- [Given task]: Repeat the data word for word. Do not include the pictures.

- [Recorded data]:
## start

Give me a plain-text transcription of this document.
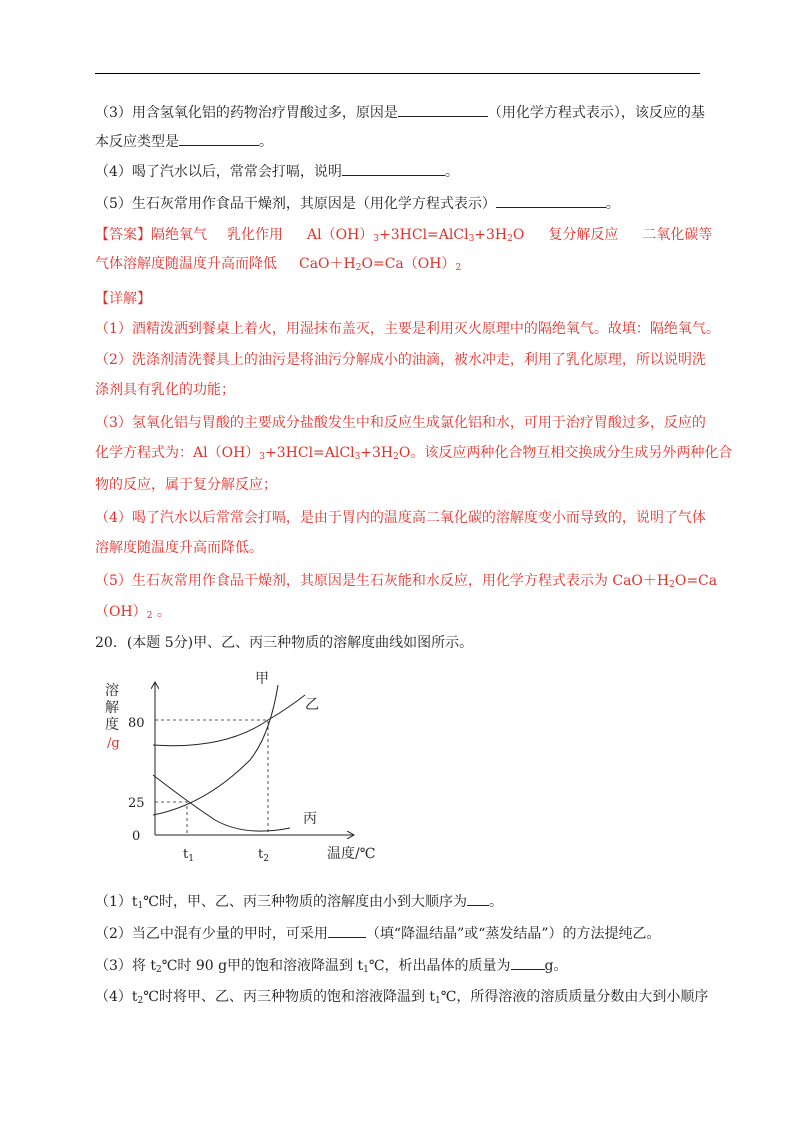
（3）用含氢氧化铝的药物治疗胃酸过多，原因是	（用化学方程式表示），该反应的基
本反应类型是	。
（4）喝了汽水以后，常常会打嗝，说明	。
（5）生石灰常用作食品干燥剂，其原因是（用化学方程式表示）	。
【答案】隔绝氧气 乳化作用 $Al(OH)_3+3HCl=AlCl_3+3H_2O$ 复分解反应 二氧化碳等
气体溶解度随温度升高而降低 $CaO+H_2O=Ca(OH)_2$
【详解】
（1）酒精泼洒到餐桌上着火，用湿抹布盖灭，主要是利用灭火原理中的隔绝氧气。故填：隔绝氧气。
（2）洗涤剂清洗餐具上的油污是将油污分解成小的油滴，被水冲走，利用了乳化原理，所以说明洗
涤剂具有乳化的功能；
（3）氢氧化铝与胃酸的主要成分盐酸发生中和反应生成氯化铝和水，可用于治疗胃酸过多，反应的
化学方程式为：$Al(OH)_3+3HCl=AlCl_3+3H_2O$。该反应两种化合物互相交换成分生成另外两种化合
物的反应，属于复分解反应；
（4）喝了汽水以后常常会打嗝，是由于胃内的温度高二氧化碳的溶解度变小而导致的，说明了气体
溶解度随温度升高而降低。
（5）生石灰常用作食品干燥剂，其原因是生石灰能和水反应，用化学方程式表示为 $CaO+H_2O=Ca$
$(OH)_2$ 。
20．(本题 5分)甲、乙、丙三种物质的溶解度曲线如图所示。
溶
解
度
/g
80
25
0
$t_1$	$t_2$	温度/℃
甲
乙
丙
$(1)t_1℃$时，甲、乙、丙三种物质的溶解度由小到大顺序为 。
（2）当乙中混有少量的甲时，可采用	（填“降温结晶”或“蒸发结晶”）的方法提纯乙。
（3）将 $t_2℃$时 90 g甲的饱和溶液降温到 $t_1℃$，析出晶体的质量为 g。
$(4)t_2℃$时将甲、乙、丙三种物质的饱和溶液降温到 $t_1℃$，所得溶液的溶质质量分数由大到小顺序
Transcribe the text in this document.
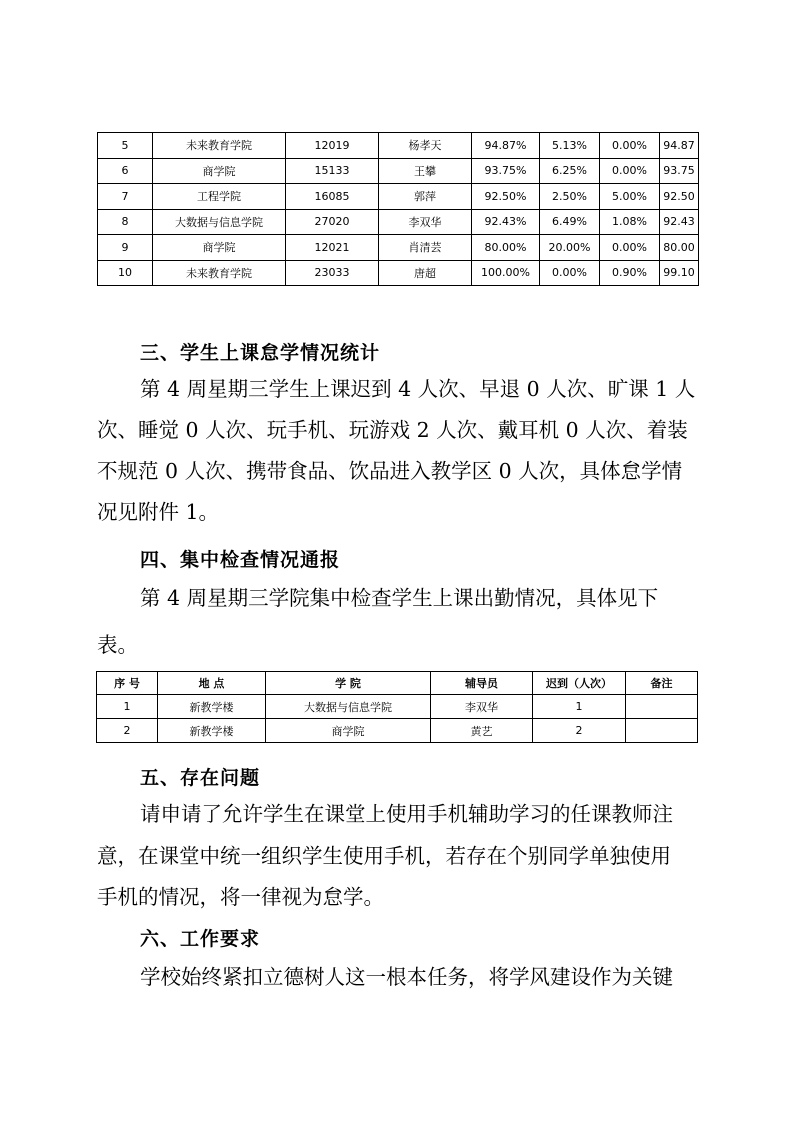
5	未来教育学院	12019	杨孝天	94.87%	5.13%	0.00%	94.87
6	商学院	15133	王攀	93.75%	6.25%	0.00%	93.75
7	工程学院	16085	郭萍	92.50%	2.50%	5.00%	92.50
8	大数据与信息学院	27020	李双华	92.43%	6.49%	1.08%	92.43
9	商学院	12021	肖清芸	80.00%	20.00%	0.00%	80.00
10	未来教育学院	23033	唐超	100.00%	0.00%	0.90%	99.10
三、学生上课怠学情况统计
第 4 周星期三学生上课迟到 4 人次、早退 0 人次、旷课 1 人
次、睡觉 0 人次、玩手机、玩游戏 2 人次、戴耳机 0 人次、着装
不规范 0 人次、携带食品、饮品进入教学区 0 人次，具体怠学情
况见附件 1。
四、集中检查情况通报
第 4 周星期三学院集中检查学生上课出勤情况，具体见下
表。
序 号	地 点	学 院	辅导员	迟到（人次）	备注
1	新教学楼	大数据与信息学院	李双华	1	
2	新教学楼	商学院	黄艺	2	
五、存在问题
请申请了允许学生在课堂上使用手机辅助学习的任课教师注
意，在课堂中统一组织学生使用手机，若存在个别同学单独使用
手机的情况，将一律视为怠学。
六、工作要求
学校始终紧扣立德树人这一根本任务，将学风建设作为关键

## end

- [Result of the task]:
Give me a plain-text transcription of this document.
（3）用含氢氧化铝的药物治疗胃酸过多，原因是	（用化学方程式表示），该反应的基
本反应类型是	。
（4）喝了汽水以后，常常会打嗝，说明	。
（5）生石灰常用作食品干燥剂，其原因是（用化学方程式表示）	。
【答案】隔绝氧气 乳化作用 $Al(OH)_3+3HCl=AlCl_3+3H_2O$ 复分解反应 二氧化碳等
气体溶解度随温度升高而降低 $CaO+H_2O=Ca(OH)_2$
【详解】
（1）酒精泼洒到餐桌上着火，用湿抹布盖灭，主要是利用灭火原理中的隔绝氧气。故填：隔绝氧气。
（2）洗涤剂清洗餐具上的油污是将油污分解成小的油滴，被水冲走，利用了乳化原理，所以说明洗
涤剂具有乳化的功能；
（3）氢氧化铝与胃酸的主要成分盐酸发生中和反应生成氯化铝和水，可用于治疗胃酸过多，反应的
化学方程式为：$Al(OH)_3+3HCl=AlCl_3+3H_2O$。该反应两种化合物互相交换成分生成另外两种化合
物的反应，属于复分解反应；
（4）喝了汽水以后常常会打嗝，是由于胃内的温度高二氧化碳的溶解度变小而导致的，说明了气体
溶解度随温度升高而降低。
（5）生石灰常用作食品干燥剂，其原因是生石灰能和水反应，用化学方程式表示为 $CaO+H_2O=Ca$
$(OH)_2$ 。
20．(本题 5分)甲、乙、丙三种物质的溶解度曲线如图所示。
溶
解
度
/g
80
25
0
$t_1$	$t_2$	温度/℃
甲
乙
丙
$(1)t_1℃$时，甲、乙、丙三种物质的溶解度由小到大顺序为 。
（2）当乙中混有少量的甲时，可采用	（填“降温结晶”或“蒸发结晶”）的方法提纯乙。
（3）将 $t_2℃$时 90 g甲的饱和溶液降温到 $t_1℃$，析出晶体的质量为 g。
$(4)t_2℃$时将甲、乙、丙三种物质的饱和溶液降温到 $t_1℃$，所得溶液的溶质质量分数由大到小顺序
Transcribe the text in this document.
5	未来教育学院	12019	杨孝天	94.87%	5.13%	0.00%	94.87
6	商学院	15133	王攀	93.75%	6.25%	0.00%	93.75
7	工程学院	16085	郭萍	92.50%	2.50%	5.00%	92.50
8	大数据与信息学院	27020	李双华	92.43%	6.49%	1.08%	92.43
9	商学院	12021	肖清芸	80.00%	20.00%	0.00%	80.00
10	未来教育学院	23033	唐超	100.00%	0.00%	0.90%	99.10
三、学生上课怠学情况统计
第 4 周星期三学生上课迟到 4 人次、早退 0 人次、旷课 1 人
次、睡觉 0 人次、玩手机、玩游戏 2 人次、戴耳机 0 人次、着装
不规范 0 人次、携带食品、饮品进入教学区 0 人次，具体怠学情
况见附件 1。
四、集中检查情况通报
第 4 周星期三学院集中检查学生上课出勤情况，具体见下
表。
序 号	地 点	学 院	辅导员	迟到（人次）	备注
1	新教学楼	大数据与信息学院	李双华	1	
2	新教学楼	商学院	黄艺	2	
五、存在问题
请申请了允许学生在课堂上使用手机辅助学习的任课教师注
意，在课堂中统一组织学生使用手机，若存在个别同学单独使用
手机的情况，将一律视为怠学。
六、工作要求
学校始终紧扣立德树人这一根本任务，将学风建设作为关键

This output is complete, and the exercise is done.